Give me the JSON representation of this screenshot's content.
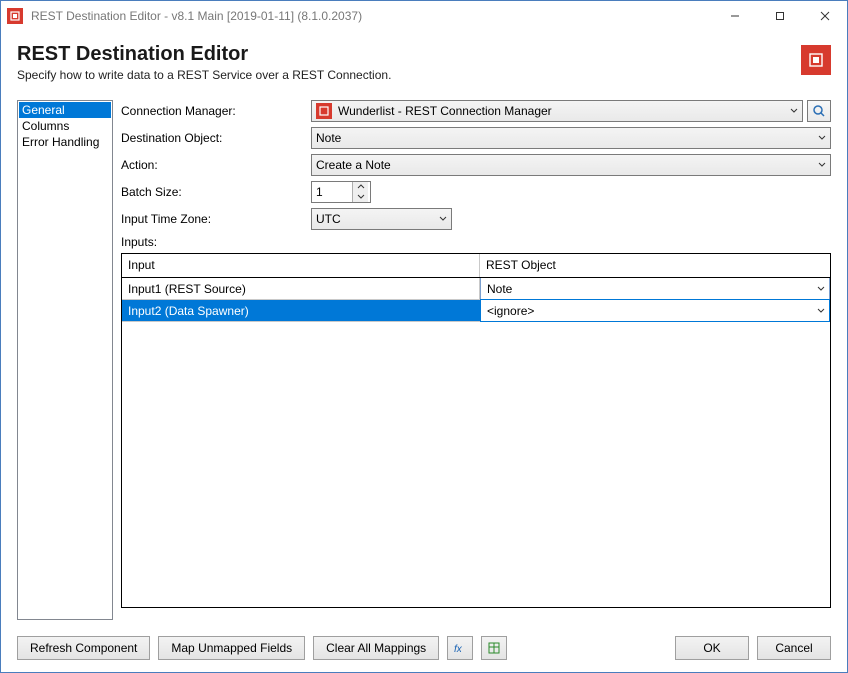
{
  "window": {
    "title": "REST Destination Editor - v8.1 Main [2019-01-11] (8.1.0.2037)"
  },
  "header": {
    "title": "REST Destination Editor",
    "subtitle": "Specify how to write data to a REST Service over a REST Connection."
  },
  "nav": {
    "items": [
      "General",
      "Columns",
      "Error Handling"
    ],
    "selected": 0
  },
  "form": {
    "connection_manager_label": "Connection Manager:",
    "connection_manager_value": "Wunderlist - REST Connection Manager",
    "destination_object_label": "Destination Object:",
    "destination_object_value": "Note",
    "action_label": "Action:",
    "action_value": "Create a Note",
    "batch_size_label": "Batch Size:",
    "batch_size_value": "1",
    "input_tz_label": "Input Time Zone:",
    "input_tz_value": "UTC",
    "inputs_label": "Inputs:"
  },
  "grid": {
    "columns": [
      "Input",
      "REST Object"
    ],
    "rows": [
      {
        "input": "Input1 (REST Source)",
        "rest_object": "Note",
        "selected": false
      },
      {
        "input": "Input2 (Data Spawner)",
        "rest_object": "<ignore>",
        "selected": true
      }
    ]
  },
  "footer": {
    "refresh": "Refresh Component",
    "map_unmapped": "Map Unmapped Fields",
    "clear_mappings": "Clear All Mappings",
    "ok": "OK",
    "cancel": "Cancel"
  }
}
• • • • •
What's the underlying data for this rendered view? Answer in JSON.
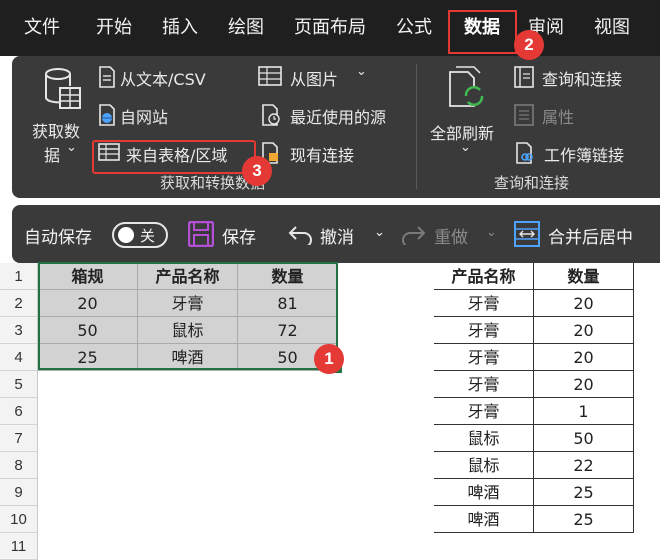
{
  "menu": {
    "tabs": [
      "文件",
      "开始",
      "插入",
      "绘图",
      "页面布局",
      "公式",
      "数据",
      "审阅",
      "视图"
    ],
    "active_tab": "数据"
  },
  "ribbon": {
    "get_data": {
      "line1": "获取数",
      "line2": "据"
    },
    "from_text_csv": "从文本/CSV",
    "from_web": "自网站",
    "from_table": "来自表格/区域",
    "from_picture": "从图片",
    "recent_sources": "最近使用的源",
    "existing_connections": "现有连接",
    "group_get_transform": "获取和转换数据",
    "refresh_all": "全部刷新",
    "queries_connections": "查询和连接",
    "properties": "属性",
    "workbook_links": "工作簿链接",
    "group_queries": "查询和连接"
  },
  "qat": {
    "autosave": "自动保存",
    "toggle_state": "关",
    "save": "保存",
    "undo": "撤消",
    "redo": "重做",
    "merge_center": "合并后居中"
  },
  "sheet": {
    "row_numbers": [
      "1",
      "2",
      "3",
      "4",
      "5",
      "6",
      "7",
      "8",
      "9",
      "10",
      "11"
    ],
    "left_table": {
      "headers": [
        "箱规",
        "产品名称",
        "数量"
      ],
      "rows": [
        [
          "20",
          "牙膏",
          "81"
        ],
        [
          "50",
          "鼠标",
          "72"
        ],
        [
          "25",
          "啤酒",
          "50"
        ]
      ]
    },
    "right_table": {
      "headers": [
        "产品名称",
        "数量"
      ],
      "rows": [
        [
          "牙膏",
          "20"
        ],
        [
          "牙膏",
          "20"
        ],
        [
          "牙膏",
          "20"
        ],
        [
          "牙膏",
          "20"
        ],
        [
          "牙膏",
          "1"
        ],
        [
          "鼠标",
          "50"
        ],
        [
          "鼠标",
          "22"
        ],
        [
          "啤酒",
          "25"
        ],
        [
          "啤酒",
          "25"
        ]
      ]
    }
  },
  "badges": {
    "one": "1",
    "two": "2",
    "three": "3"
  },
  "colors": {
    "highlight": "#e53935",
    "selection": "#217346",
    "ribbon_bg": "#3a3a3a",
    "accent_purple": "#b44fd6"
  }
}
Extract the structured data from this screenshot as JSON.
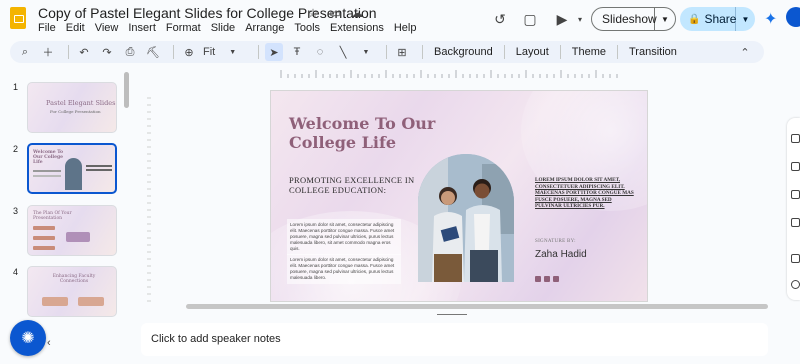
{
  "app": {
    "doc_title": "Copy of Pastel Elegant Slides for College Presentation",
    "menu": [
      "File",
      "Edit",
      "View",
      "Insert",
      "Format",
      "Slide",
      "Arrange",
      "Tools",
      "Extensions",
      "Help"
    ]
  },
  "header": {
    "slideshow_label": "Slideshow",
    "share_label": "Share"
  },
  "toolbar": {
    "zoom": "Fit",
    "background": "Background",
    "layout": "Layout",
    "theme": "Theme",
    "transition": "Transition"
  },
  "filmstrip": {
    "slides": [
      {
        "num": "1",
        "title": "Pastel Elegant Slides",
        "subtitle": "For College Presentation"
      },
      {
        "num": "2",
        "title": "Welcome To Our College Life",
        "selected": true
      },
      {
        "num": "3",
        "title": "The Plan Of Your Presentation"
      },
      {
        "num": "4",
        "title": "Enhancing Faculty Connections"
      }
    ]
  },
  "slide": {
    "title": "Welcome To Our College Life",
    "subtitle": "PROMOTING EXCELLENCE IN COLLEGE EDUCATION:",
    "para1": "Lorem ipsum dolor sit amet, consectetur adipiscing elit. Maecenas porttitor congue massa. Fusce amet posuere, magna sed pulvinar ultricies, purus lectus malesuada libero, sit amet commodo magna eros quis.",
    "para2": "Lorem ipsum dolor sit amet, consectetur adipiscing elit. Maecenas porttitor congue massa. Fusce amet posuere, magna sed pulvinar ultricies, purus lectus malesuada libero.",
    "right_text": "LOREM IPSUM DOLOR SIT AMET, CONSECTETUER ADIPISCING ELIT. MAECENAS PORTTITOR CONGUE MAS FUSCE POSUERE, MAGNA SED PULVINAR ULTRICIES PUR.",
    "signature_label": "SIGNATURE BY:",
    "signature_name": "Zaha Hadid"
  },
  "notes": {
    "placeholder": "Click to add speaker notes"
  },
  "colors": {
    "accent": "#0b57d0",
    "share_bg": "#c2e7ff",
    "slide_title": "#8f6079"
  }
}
• • • • •
What is required: Search the data for the word "Manager" and copy each line where it appears.

Written answer:
    "connection_manager_label": "Connection Manager:",
    "connection_manager_value": "Wunderlist - REST Connection Manager",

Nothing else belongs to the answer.